Supplied records:
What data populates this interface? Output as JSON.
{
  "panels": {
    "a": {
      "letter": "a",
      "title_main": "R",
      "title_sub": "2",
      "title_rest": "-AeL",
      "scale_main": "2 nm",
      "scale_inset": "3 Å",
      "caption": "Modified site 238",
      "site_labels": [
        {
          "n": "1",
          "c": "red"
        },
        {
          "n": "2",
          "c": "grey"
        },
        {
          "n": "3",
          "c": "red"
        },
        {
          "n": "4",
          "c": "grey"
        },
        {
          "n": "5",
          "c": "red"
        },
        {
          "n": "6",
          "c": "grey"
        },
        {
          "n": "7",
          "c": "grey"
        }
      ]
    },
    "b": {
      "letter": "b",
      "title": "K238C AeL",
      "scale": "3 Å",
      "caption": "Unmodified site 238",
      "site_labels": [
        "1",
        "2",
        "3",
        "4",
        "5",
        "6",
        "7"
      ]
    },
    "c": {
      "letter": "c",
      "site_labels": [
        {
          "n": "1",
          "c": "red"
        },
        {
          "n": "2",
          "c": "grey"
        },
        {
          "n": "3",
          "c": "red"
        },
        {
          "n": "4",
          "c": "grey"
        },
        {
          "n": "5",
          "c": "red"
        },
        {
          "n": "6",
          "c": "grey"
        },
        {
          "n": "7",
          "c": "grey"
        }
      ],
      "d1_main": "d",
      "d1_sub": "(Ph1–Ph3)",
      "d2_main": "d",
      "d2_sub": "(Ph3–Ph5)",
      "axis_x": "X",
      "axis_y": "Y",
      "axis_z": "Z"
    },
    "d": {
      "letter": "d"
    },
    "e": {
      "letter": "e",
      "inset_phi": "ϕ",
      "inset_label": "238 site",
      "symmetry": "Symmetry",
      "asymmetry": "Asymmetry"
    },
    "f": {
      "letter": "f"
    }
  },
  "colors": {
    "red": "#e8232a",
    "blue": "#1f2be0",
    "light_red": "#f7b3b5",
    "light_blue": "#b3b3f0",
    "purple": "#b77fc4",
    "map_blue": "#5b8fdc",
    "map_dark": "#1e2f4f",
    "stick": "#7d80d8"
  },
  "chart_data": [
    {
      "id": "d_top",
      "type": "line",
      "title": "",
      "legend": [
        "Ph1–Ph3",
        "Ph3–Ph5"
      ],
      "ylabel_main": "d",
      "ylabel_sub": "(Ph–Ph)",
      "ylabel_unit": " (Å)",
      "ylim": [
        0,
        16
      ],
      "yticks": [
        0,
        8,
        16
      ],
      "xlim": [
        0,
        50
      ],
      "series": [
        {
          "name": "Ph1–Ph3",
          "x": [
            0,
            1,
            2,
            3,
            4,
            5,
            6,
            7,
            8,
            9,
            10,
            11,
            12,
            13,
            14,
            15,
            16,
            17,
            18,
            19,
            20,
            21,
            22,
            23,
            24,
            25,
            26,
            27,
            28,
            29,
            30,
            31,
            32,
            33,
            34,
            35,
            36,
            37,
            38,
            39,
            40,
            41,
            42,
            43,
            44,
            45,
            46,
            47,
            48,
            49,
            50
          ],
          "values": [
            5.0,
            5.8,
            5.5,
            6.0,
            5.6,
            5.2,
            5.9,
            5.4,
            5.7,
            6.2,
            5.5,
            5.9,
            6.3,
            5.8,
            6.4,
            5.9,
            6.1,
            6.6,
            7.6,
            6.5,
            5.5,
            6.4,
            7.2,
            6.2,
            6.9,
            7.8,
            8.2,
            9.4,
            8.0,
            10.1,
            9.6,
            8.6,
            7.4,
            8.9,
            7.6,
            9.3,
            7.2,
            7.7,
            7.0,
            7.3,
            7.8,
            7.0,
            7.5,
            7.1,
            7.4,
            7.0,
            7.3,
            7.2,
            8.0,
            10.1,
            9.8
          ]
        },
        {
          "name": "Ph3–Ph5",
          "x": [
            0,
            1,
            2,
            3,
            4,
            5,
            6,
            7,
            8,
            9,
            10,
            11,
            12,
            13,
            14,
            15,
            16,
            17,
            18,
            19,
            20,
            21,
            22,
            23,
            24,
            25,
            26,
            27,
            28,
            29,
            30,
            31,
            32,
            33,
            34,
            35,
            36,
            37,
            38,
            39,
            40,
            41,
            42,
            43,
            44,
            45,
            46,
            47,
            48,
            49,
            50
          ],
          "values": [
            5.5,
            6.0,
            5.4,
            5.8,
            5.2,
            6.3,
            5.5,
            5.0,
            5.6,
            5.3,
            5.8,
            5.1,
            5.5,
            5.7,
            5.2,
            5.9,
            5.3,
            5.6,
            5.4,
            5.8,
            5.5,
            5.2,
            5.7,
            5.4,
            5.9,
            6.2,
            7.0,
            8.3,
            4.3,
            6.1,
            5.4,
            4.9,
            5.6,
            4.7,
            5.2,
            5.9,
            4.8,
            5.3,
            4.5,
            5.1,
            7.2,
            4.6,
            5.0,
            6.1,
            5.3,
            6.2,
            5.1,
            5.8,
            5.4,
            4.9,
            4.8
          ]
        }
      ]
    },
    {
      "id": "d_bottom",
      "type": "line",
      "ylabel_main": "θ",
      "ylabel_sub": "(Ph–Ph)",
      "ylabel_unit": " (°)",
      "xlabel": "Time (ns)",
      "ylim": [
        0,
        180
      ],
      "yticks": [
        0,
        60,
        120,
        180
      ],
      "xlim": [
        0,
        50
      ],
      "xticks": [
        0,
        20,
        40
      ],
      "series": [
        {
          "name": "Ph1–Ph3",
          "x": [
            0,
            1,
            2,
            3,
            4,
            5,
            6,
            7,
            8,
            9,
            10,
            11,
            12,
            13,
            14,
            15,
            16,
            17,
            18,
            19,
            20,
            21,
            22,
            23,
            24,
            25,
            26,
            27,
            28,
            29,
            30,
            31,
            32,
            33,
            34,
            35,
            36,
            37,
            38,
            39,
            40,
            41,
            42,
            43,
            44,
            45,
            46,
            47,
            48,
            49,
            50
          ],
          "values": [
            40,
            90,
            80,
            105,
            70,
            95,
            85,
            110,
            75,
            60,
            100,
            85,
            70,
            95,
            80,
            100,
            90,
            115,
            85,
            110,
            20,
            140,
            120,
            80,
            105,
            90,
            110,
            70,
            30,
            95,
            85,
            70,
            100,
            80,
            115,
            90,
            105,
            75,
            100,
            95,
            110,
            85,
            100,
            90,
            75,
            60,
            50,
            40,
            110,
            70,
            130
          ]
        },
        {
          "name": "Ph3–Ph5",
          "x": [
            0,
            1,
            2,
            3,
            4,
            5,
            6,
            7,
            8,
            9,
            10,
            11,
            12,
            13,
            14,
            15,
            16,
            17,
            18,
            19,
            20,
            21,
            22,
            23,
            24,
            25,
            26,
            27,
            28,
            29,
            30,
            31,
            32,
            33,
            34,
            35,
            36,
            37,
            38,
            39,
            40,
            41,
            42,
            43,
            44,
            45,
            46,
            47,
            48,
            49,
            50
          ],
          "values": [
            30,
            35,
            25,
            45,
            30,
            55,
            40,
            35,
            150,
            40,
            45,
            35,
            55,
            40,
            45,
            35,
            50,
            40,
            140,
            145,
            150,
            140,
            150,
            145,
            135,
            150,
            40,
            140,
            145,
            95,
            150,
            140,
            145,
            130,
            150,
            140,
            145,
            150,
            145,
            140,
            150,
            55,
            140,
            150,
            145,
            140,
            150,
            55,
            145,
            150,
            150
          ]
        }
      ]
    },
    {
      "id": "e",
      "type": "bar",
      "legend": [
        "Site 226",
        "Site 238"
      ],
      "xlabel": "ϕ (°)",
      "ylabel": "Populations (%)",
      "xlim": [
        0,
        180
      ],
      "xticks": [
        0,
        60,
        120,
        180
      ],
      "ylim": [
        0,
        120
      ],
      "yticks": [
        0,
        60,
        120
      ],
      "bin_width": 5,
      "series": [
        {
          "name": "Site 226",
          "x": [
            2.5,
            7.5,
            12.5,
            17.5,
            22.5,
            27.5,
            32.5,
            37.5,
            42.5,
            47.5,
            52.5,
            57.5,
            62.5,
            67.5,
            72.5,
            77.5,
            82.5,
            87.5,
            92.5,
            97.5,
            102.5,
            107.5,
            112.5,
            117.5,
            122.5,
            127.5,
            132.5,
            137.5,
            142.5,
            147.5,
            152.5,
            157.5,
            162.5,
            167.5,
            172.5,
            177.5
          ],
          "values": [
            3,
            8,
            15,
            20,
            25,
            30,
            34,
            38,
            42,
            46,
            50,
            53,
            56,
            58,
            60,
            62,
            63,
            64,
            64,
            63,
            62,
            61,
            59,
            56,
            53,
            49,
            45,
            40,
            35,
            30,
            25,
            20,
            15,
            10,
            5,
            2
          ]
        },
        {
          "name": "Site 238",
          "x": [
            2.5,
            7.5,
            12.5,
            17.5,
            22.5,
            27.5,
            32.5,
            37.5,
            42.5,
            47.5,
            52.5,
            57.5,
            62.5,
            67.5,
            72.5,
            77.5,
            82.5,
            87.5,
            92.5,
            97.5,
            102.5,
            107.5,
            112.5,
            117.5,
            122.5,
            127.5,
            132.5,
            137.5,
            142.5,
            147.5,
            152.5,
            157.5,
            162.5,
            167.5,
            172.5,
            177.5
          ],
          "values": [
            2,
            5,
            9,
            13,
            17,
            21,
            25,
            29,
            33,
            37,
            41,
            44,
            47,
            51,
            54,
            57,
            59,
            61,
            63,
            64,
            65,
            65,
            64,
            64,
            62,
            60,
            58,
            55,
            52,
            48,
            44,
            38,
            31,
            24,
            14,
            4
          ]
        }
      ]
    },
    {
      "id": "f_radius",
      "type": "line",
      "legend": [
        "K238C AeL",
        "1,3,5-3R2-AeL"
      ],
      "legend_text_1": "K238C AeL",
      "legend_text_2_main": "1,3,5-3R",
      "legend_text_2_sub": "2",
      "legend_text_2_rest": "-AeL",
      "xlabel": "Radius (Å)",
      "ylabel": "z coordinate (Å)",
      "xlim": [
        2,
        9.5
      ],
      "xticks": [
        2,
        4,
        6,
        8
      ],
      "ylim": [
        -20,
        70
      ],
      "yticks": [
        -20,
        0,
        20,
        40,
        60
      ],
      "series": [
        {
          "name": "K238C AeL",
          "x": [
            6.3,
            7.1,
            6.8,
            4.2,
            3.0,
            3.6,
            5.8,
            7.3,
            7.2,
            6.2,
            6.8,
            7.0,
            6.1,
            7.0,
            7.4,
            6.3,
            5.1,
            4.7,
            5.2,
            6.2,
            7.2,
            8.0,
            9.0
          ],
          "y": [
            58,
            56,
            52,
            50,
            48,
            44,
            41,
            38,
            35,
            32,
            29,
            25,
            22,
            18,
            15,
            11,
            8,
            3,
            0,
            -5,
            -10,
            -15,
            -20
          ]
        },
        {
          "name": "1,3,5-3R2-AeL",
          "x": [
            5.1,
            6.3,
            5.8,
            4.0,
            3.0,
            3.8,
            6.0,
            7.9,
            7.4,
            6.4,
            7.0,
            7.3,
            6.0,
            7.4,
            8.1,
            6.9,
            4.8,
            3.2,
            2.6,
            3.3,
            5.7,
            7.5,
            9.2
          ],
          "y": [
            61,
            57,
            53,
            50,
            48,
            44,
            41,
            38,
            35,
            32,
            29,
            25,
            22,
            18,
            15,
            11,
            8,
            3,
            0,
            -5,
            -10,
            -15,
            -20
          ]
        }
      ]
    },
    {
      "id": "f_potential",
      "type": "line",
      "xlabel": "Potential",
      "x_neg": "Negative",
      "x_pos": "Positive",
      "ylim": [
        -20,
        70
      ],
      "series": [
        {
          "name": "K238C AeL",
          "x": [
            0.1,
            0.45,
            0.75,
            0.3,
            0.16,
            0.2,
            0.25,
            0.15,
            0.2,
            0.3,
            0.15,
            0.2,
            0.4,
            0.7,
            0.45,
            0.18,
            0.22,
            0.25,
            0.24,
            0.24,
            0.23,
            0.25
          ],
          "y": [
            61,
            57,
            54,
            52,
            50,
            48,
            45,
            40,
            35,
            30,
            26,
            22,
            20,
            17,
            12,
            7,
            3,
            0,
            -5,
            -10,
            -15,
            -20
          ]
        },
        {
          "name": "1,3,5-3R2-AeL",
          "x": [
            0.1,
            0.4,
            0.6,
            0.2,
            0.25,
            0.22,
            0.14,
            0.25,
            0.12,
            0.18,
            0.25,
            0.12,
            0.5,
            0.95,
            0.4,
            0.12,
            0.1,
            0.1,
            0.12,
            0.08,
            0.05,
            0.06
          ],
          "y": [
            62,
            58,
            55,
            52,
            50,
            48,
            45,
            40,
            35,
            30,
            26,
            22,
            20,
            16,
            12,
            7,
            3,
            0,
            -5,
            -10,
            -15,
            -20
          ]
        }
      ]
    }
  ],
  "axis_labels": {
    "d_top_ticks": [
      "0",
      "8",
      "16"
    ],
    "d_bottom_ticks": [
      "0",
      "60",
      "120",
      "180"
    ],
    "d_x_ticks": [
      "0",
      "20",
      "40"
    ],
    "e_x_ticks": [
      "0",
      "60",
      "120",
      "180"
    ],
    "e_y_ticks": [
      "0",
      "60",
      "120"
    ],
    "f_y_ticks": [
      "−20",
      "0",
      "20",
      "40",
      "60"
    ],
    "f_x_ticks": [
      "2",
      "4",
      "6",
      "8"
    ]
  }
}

What to produce:
Report the number of lines above that contain the word "caption", and only that number.

Solution to this task:
2